PROBLEM DESCRIPTION:
Pull each line holding the word "CHAPTER" from the data.

(Extracted records)
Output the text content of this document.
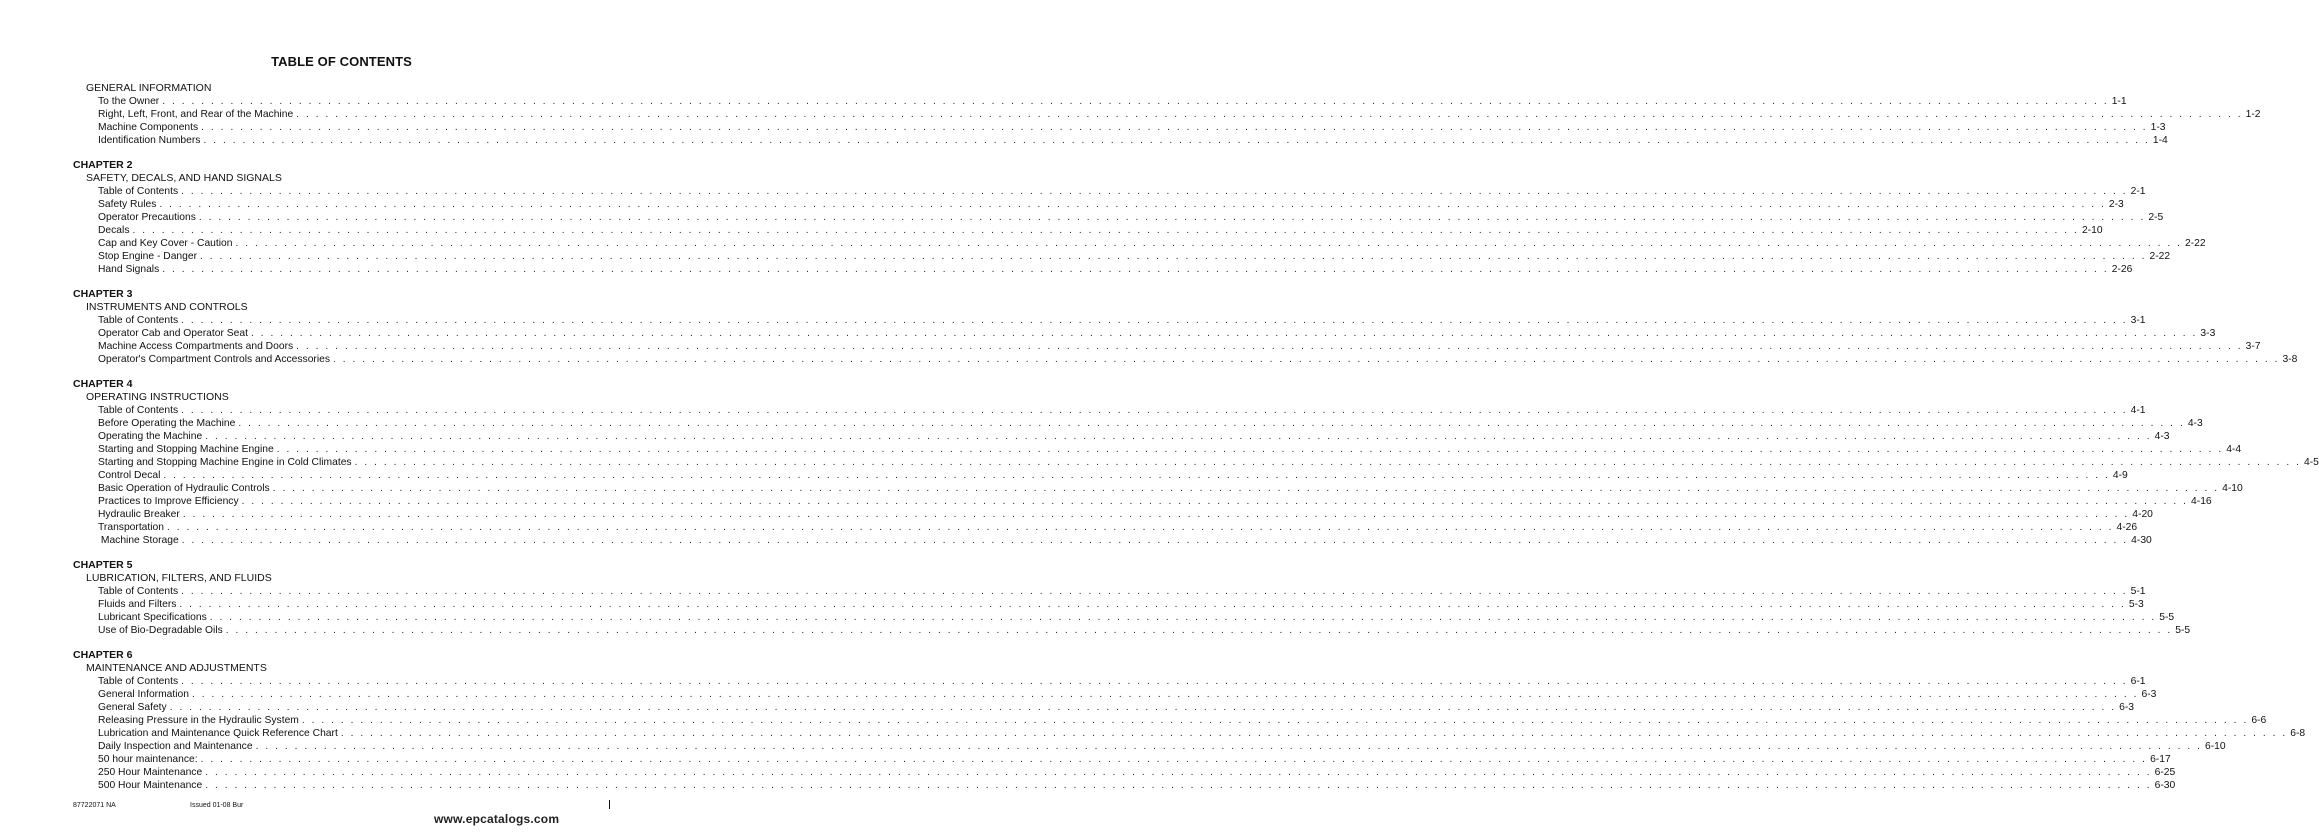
TABLE OF CONTENTS
GENERAL INFORMATION
To the Owner . . . . . . . . . . . . . . . . . . . . . . . . . . . . . . . . . . . . . . . . . . . . . . . . . . . . . . . . . . . . . . . . . . . . . . . . . . . . . . . . . . . . . . . . . . . . . . . . . . . . . . . . . . . . . . . . . . . . . . . . . . . . . . . . . . . . . . . . . . . . . . . . . . . . . . . . . . . . . . . . . . . . . . . . . . . . . . . . . . . . . . . . . . . . . . . . . . . . . . . . 1-1
Right, Left, Front, and Rear of the Machine . . . . . . . . . . . . . . . . . . . . . . . . . . . . . . . . . . . . . . . . . . . . . . . . . . . . . . . . . . . . . . . . . . . . . . . . . . . . . . . . . . . . . . . . . . . . . . . . . . . . . . . . . . . . . . . . . . . . . . . . . . . . . . . . . . . . . . . . . . . . . . . . . . . . . . . . . . . . . . . . . . . . . . . . . . . . . . . . . . . . . . . . . . . . . . . . . . . . . . . . 1-2
Machine Components . . . . . . . . . . . . . . . . . . . . . . . . . . . . . . . . . . . . . . . . . . . . . . . . . . . . . . . . . . . . . . . . . . . . . . . . . . . . . . . . . . . . . . . . . . . . . . . . . . . . . . . . . . . . . . . . . . . . . . . . . . . . . . . . . . . . . . . . . . . . . . . . . . . . . . . . . . . . . . . . . . . . . . . . . . . . . . . . . . . . . . . . . . . . . . . . . . . . . . . . 1-3
Identification Numbers . . . . . . . . . . . . . . . . . . . . . . . . . . . . . . . . . . . . . . . . . . . . . . . . . . . . . . . . . . . . . . . . . . . . . . . . . . . . . . . . . . . . . . . . . . . . . . . . . . . . . . . . . . . . . . . . . . . . . . . . . . . . . . . . . . . . . . . . . . . . . . . . . . . . . . . . . . . . . . . . . . . . . . . . . . . . . . . . . . . . . . . . . . . . . . . . . . . . . . . . 1-4
CHAPTER 2
SAFETY, DECALS, AND HAND SIGNALS
Table of Contents . . . . . . . . . . . . . . . . . . . . . . . . . . . . . . . . . . . . . . . . . . . . . . . . . . . . . . . . . . . . . . . . . . . . . . . . . . . . . . . . . . . . . . . . . . . . . . . . . . . . . . . . . . . . . . . . . . . . . . . . . . . . . . . . . . . . . . . . . . . . . . . . . . . . . . . . . . . . . . . . . . . . . . . . . . . . . . . . . . . . . . . . . . . . . . . . . . . . . . . . 2-1
Safety Rules . . . . . . . . . . . . . . . . . . . . . . . . . . . . . . . . . . . . . . . . . . . . . . . . . . . . . . . . . . . . . . . . . . . . . . . . . . . . . . . . . . . . . . . . . . . . . . . . . . . . . . . . . . . . . . . . . . . . . . . . . . . . . . . . . . . . . . . . . . . . . . . . . . . . . . . . . . . . . . . . . . . . . . . . . . . . . . . . . . . . . . . . . . . . . . . . . . . . . . . . 2-3
Operator Precautions . . . . . . . . . . . . . . . . . . . . . . . . . . . . . . . . . . . . . . . . . . . . . . . . . . . . . . . . . . . . . . . . . . . . . . . . . . . . . . . . . . . . . . . . . . . . . . . . . . . . . . . . . . . . . . . . . . . . . . . . . . . . . . . . . . . . . . . . . . . . . . . . . . . . . . . . . . . . . . . . . . . . . . . . . . . . . . . . . . . . . . . . . . . . . . . . . . . . . . . . 2-5
Decals . . . . . . . . . . . . . . . . . . . . . . . . . . . . . . . . . . . . . . . . . . . . . . . . . . . . . . . . . . . . . . . . . . . . . . . . . . . . . . . . . . . . . . . . . . . . . . . . . . . . . . . . . . . . . . . . . . . . . . . . . . . . . . . . . . . . . . . . . . . . . . . . . . . . . . . . . . . . . . . . . . . . . . . . . . . . . . . . . . . . . . . . . . . . . . . . . . . . . . . . 2-10
Cap and Key Cover - Caution . . . . . . . . . . . . . . . . . . . . . . . . . . . . . . . . . . . . . . . . . . . . . . . . . . . . . . . . . . . . . . . . . . . . . . . . . . . . . . . . . . . . . . . . . . . . . . . . . . . . . . . . . . . . . . . . . . . . . . . . . . . . . . . . . . . . . . . . . . . . . . . . . . . . . . . . . . . . . . . . . . . . . . . . . . . . . . . . . . . . . . . . . . . . . . . . . . . . . . . . 2-22
Stop Engine - Danger . . . . . . . . . . . . . . . . . . . . . . . . . . . . . . . . . . . . . . . . . . . . . . . . . . . . . . . . . . . . . . . . . . . . . . . . . . . . . . . . . . . . . . . . . . . . . . . . . . . . . . . . . . . . . . . . . . . . . . . . . . . . . . . . . . . . . . . . . . . . . . . . . . . . . . . . . . . . . . . . . . . . . . . . . . . . . . . . . . . . . . . . . . . . . . . . . . . . . . . . 2-22
Hand Signals . . . . . . . . . . . . . . . . . . . . . . . . . . . . . . . . . . . . . . . . . . . . . . . . . . . . . . . . . . . . . . . . . . . . . . . . . . . . . . . . . . . . . . . . . . . . . . . . . . . . . . . . . . . . . . . . . . . . . . . . . . . . . . . . . . . . . . . . . . . . . . . . . . . . . . . . . . . . . . . . . . . . . . . . . . . . . . . . . . . . . . . . . . . . . . . . . . . . . . . . 2-26
CHAPTER 3
INSTRUMENTS AND CONTROLS
Table of Contents . . . . . . . . . . . . . . . . . . . . . . . . . . . . . . . . . . . . . . . . . . . . . . . . . . . . . . . . . . . . . . . . . . . . . . . . . . . . . . . . . . . . . . . . . . . . . . . . . . . . . . . . . . . . . . . . . . . . . . . . . . . . . . . . . . . . . . . . . . . . . . . . . . . . . . . . . . . . . . . . . . . . . . . . . . . . . . . . . . . . . . . . . . . . . . . . . . . . . . . . 3-1
Operator Cab and Operator Seat . . . . . . . . . . . . . . . . . . . . . . . . . . . . . . . . . . . . . . . . . . . . . . . . . . . . . . . . . . . . . . . . . . . . . . . . . . . . . . . . . . . . . . . . . . . . . . . . . . . . . . . . . . . . . . . . . . . . . . . . . . . . . . . . . . . . . . . . . . . . . . . . . . . . . . . . . . . . . . . . . . . . . . . . . . . . . . . . . . . . . . . . . . . . . . . . . . . . . . . . 3-3
Machine Access Compartments and Doors . . . . . . . . . . . . . . . . . . . . . . . . . . . . . . . . . . . . . . . . . . . . . . . . . . . . . . . . . . . . . . . . . . . . . . . . . . . . . . . . . . . . . . . . . . . . . . . . . . . . . . . . . . . . . . . . . . . . . . . . . . . . . . . . . . . . . . . . . . . . . . . . . . . . . . . . . . . . . . . . . . . . . . . . . . . . . . . . . . . . . . . . . . . . . . . . . . . . . . . . 3-7
Operator's Compartment Controls and Accessories . . . . . . . . . . . . . . . . . . . . . . . . . . . . . . . . . . . . . . . . . . . . . . . . . . . . . . . . . . . . . . . . . . . . . . . . . . . . . . . . . . . . . . . . . . . . . . . . . . . . . . . . . . . . . . . . . . . . . . . . . . . . . . . . . . . . . . . . . . . . . . . . . . . . . . . . . . . . . . . . . . . . . . . . . . . . . . . . . . . . . . . . . . . . . . . . . . . . . . . . 3-8
CHAPTER 4
OPERATING INSTRUCTIONS
Table of Contents . . . . . . . . . . . . . . . . . . . . . . . . . . . . . . . . . . . . . . . . . . . . . . . . . . . . . . . . . . . . . . . . . . . . . . . . . . . . . . . . . . . . . . . . . . . . . . . . . . . . . . . . . . . . . . . . . . . . . . . . . . . . . . . . . . . . . . . . . . . . . . . . . . . . . . . . . . . . . . . . . . . . . . . . . . . . . . . . . . . . . . . . . . . . . . . . . . . . . . . . 4-1
Before Operating the Machine . . . . . . . . . . . . . . . . . . . . . . . . . . . . . . . . . . . . . . . . . . . . . . . . . . . . . . . . . . . . . . . . . . . . . . . . . . . . . . . . . . . . . . . . . . . . . . . . . . . . . . . . . . . . . . . . . . . . . . . . . . . . . . . . . . . . . . . . . . . . . . . . . . . . . . . . . . . . . . . . . . . . . . . . . . . . . . . . . . . . . . . . . . . . . . . . . . . . . . . . 4-3
Operating the Machine . . . . . . . . . . . . . . . . . . . . . . . . . . . . . . . . . . . . . . . . . . . . . . . . . . . . . . . . . . . . . . . . . . . . . . . . . . . . . . . . . . . . . . . . . . . . . . . . . . . . . . . . . . . . . . . . . . . . . . . . . . . . . . . . . . . . . . . . . . . . . . . . . . . . . . . . . . . . . . . . . . . . . . . . . . . . . . . . . . . . . . . . . . . . . . . . . . . . . . . . 4-3
Starting and Stopping Machine Engine . . . . . . . . . . . . . . . . . . . . . . . . . . . . . . . . . . . . . . . . . . . . . . . . . . . . . . . . . . . . . . . . . . . . . . . . . . . . . . . . . . . . . . . . . . . . . . . . . . . . . . . . . . . . . . . . . . . . . . . . . . . . . . . . . . . . . . . . . . . . . . . . . . . . . . . . . . . . . . . . . . . . . . . . . . . . . . . . . . . . . . . . . . . . . . . . . . . . . . . . 4-4
Starting and Stopping Machine Engine in Cold Climates . . . . . . . . . . . . . . . . . . . . . . . . . . . . . . . . . . . . . . . . . . . . . . . . . . . . . . . . . . . . . . . . . . . . . . . . . . . . . . . . . . . . . . . . . . . . . . . . . . . . . . . . . . . . . . . . . . . . . . . . . . . . . . . . . . . . . . . . . . . . . . . . . . . . . . . . . . . . . . . . . . . . . . . . . . . . . . . . . . . . . . . . . . . . . . . . . . . . . . . . 4-5
Control Decal . . . . . . . . . . . . . . . . . . . . . . . . . . . . . . . . . . . . . . . . . . . . . . . . . . . . . . . . . . . . . . . . . . . . . . . . . . . . . . . . . . . . . . . . . . . . . . . . . . . . . . . . . . . . . . . . . . . . . . . . . . . . . . . . . . . . . . . . . . . . . . . . . . . . . . . . . . . . . . . . . . . . . . . . . . . . . . . . . . . . . . . . . . . . . . . . . . . . . . . . 4-9
Basic Operation of Hydraulic Controls . . . . . . . . . . . . . . . . . . . . . . . . . . . . . . . . . . . . . . . . . . . . . . . . . . . . . . . . . . . . . . . . . . . . . . . . . . . . . . . . . . . . . . . . . . . . . . . . . . . . . . . . . . . . . . . . . . . . . . . . . . . . . . . . . . . . . . . . . . . . . . . . . . . . . . . . . . . . . . . . . . . . . . . . . . . . . . . . . . . . . . . . . . . . . . . . . . . . . . . . 4-10
Practices to Improve Efficiency . . . . . . . . . . . . . . . . . . . . . . . . . . . . . . . . . . . . . . . . . . . . . . . . . . . . . . . . . . . . . . . . . . . . . . . . . . . . . . . . . . . . . . . . . . . . . . . . . . . . . . . . . . . . . . . . . . . . . . . . . . . . . . . . . . . . . . . . . . . . . . . . . . . . . . . . . . . . . . . . . . . . . . . . . . . . . . . . . . . . . . . . . . . . . . . . . . . . . . . . 4-16
Hydraulic Breaker . . . . . . . . . . . . . . . . . . . . . . . . . . . . . . . . . . . . . . . . . . . . . . . . . . . . . . . . . . . . . . . . . . . . . . . . . . . . . . . . . . . . . . . . . . . . . . . . . . . . . . . . . . . . . . . . . . . . . . . . . . . . . . . . . . . . . . . . . . . . . . . . . . . . . . . . . . . . . . . . . . . . . . . . . . . . . . . . . . . . . . . . . . . . . . . . . . . . . . . . 4-20
Transportation . . . . . . . . . . . . . . . . . . . . . . . . . . . . . . . . . . . . . . . . . . . . . . . . . . . . . . . . . . . . . . . . . . . . . . . . . . . . . . . . . . . . . . . . . . . . . . . . . . . . . . . . . . . . . . . . . . . . . . . . . . . . . . . . . . . . . . . . . . . . . . . . . . . . . . . . . . . . . . . . . . . . . . . . . . . . . . . . . . . . . . . . . . . . . . . . . . . . . . . . 4-26
Machine Storage . . . . . . . . . . . . . . . . . . . . . . . . . . . . . . . . . . . . . . . . . . . . . . . . . . . . . . . . . . . . . . . . . . . . . . . . . . . . . . . . . . . . . . . . . . . . . . . . . . . . . . . . . . . . . . . . . . . . . . . . . . . . . . . . . . . . . . . . . . . . . . . . . . . . . . . . . . . . . . . . . . . . . . . . . . . . . . . . . . . . . . . . . . . . . . . . . . . . . . . . 4-30
CHAPTER 5
LUBRICATION, FILTERS, AND FLUIDS
Table of Contents . . . . . . . . . . . . . . . . . . . . . . . . . . . . . . . . . . . . . . . . . . . . . . . . . . . . . . . . . . . . . . . . . . . . . . . . . . . . . . . . . . . . . . . . . . . . . . . . . . . . . . . . . . . . . . . . . . . . . . . . . . . . . . . . . . . . . . . . . . . . . . . . . . . . . . . . . . . . . . . . . . . . . . . . . . . . . . . . . . . . . . . . . . . . . . . . . . . . . . . . 5-1
Fluids and Filters . . . . . . . . . . . . . . . . . . . . . . . . . . . . . . . . . . . . . . . . . . . . . . . . . . . . . . . . . . . . . . . . . . . . . . . . . . . . . . . . . . . . . . . . . . . . . . . . . . . . . . . . . . . . . . . . . . . . . . . . . . . . . . . . . . . . . . . . . . . . . . . . . . . . . . . . . . . . . . . . . . . . . . . . . . . . . . . . . . . . . . . . . . . . . . . . . . . . . . . . 5-3
Lubricant Specifications . . . . . . . . . . . . . . . . . . . . . . . . . . . . . . . . . . . . . . . . . . . . . . . . . . . . . . . . . . . . . . . . . . . . . . . . . . . . . . . . . . . . . . . . . . . . . . . . . . . . . . . . . . . . . . . . . . . . . . . . . . . . . . . . . . . . . . . . . . . . . . . . . . . . . . . . . . . . . . . . . . . . . . . . . . . . . . . . . . . . . . . . . . . . . . . . . . . . . . . . 5-5
Use of Bio-Degradable Oils . . . . . . . . . . . . . . . . . . . . . . . . . . . . . . . . . . . . . . . . . . . . . . . . . . . . . . . . . . . . . . . . . . . . . . . . . . . . . . . . . . . . . . . . . . . . . . . . . . . . . . . . . . . . . . . . . . . . . . . . . . . . . . . . . . . . . . . . . . . . . . . . . . . . . . . . . . . . . . . . . . . . . . . . . . . . . . . . . . . . . . . . . . . . . . . . . . . . . . . . 5-5
CHAPTER 6
MAINTENANCE AND ADJUSTMENTS
Table of Contents . . . . . . . . . . . . . . . . . . . . . . . . . . . . . . . . . . . . . . . . . . . . . . . . . . . . . . . . . . . . . . . . . . . . . . . . . . . . . . . . . . . . . . . . . . . . . . . . . . . . . . . . . . . . . . . . . . . . . . . . . . . . . . . . . . . . . . . . . . . . . . . . . . . . . . . . . . . . . . . . . . . . . . . . . . . . . . . . . . . . . . . . . . . . . . . . . . . . . . . . 6-1
General Information . . . . . . . . . . . . . . . . . . . . . . . . . . . . . . . . . . . . . . . . . . . . . . . . . . . . . . . . . . . . . . . . . . . . . . . . . . . . . . . . . . . . . . . . . . . . . . . . . . . . . . . . . . . . . . . . . . . . . . . . . . . . . . . . . . . . . . . . . . . . . . . . . . . . . . . . . . . . . . . . . . . . . . . . . . . . . . . . . . . . . . . . . . . . . . . . . . . . . . . . 6-3
General Safety . . . . . . . . . . . . . . . . . . . . . . . . . . . . . . . . . . . . . . . . . . . . . . . . . . . . . . . . . . . . . . . . . . . . . . . . . . . . . . . . . . . . . . . . . . . . . . . . . . . . . . . . . . . . . . . . . . . . . . . . . . . . . . . . . . . . . . . . . . . . . . . . . . . . . . . . . . . . . . . . . . . . . . . . . . . . . . . . . . . . . . . . . . . . . . . . . . . . . . . . 6-3
Releasing Pressure in the Hydraulic System . . . . . . . . . . . . . . . . . . . . . . . . . . . . . . . . . . . . . . . . . . . . . . . . . . . . . . . . . . . . . . . . . . . . . . . . . . . . . . . . . . . . . . . . . . . . . . . . . . . . . . . . . . . . . . . . . . . . . . . . . . . . . . . . . . . . . . . . . . . . . . . . . . . . . . . . . . . . . . . . . . . . . . . . . . . . . . . . . . . . . . . . . . . . . . . . . . . . . . . . 6-6
Lubrication and Maintenance Quick Reference Chart . . . . . . . . . . . . . . . . . . . . . . . . . . . . . . . . . . . . . . . . . . . . . . . . . . . . . . . . . . . . . . . . . . . . . . . . . . . . . . . . . . . . . . . . . . . . . . . . . . . . . . . . . . . . . . . . . . . . . . . . . . . . . . . . . . . . . . . . . . . . . . . . . . . . . . . . . . . . . . . . . . . . . . . . . . . . . . . . . . . . . . . . . . . . . . . . . . . . . . . . 6-8
Daily Inspection and Maintenance . . . . . . . . . . . . . . . . . . . . . . . . . . . . . . . . . . . . . . . . . . . . . . . . . . . . . . . . . . . . . . . . . . . . . . . . . . . . . . . . . . . . . . . . . . . . . . . . . . . . . . . . . . . . . . . . . . . . . . . . . . . . . . . . . . . . . . . . . . . . . . . . . . . . . . . . . . . . . . . . . . . . . . . . . . . . . . . . . . . . . . . . . . . . . . . . . . . . . . . . 6-10
50 hour maintenance: . . . . . . . . . . . . . . . . . . . . . . . . . . . . . . . . . . . . . . . . . . . . . . . . . . . . . . . . . . . . . . . . . . . . . . . . . . . . . . . . . . . . . . . . . . . . . . . . . . . . . . . . . . . . . . . . . . . . . . . . . . . . . . . . . . . . . . . . . . . . . . . . . . . . . . . . . . . . . . . . . . . . . . . . . . . . . . . . . . . . . . . . . . . . . . . . . . . . . . . . 6-17
250 Hour Maintenance . . . . . . . . . . . . . . . . . . . . . . . . . . . . . . . . . . . . . . . . . . . . . . . . . . . . . . . . . . . . . . . . . . . . . . . . . . . . . . . . . . . . . . . . . . . . . . . . . . . . . . . . . . . . . . . . . . . . . . . . . . . . . . . . . . . . . . . . . . . . . . . . . . . . . . . . . . . . . . . . . . . . . . . . . . . . . . . . . . . . . . . . . . . . . . . . . . . . . . . . 6-25
500 Hour Maintenance . . . . . . . . . . . . . . . . . . . . . . . . . . . . . . . . . . . . . . . . . . . . . . . . . . . . . . . . . . . . . . . . . . . . . . . . . . . . . . . . . . . . . . . . . . . . . . . . . . . . . . . . . . . . . . . . . . . . . . . . . . . . . . . . . . . . . . . . . . . . . . . . . . . . . . . . . . . . . . . . . . . . . . . . . . . . . . . . . . . . . . . . . . . . . . . . . . . . . . . . 6-30
87722071 NA	Issued 01-08 Bur
www.epcatalogs.com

ANSWER FOR THIS EXERCISE:
CHAPTER 2
CHAPTER 3
CHAPTER 4
CHAPTER 5
CHAPTER 6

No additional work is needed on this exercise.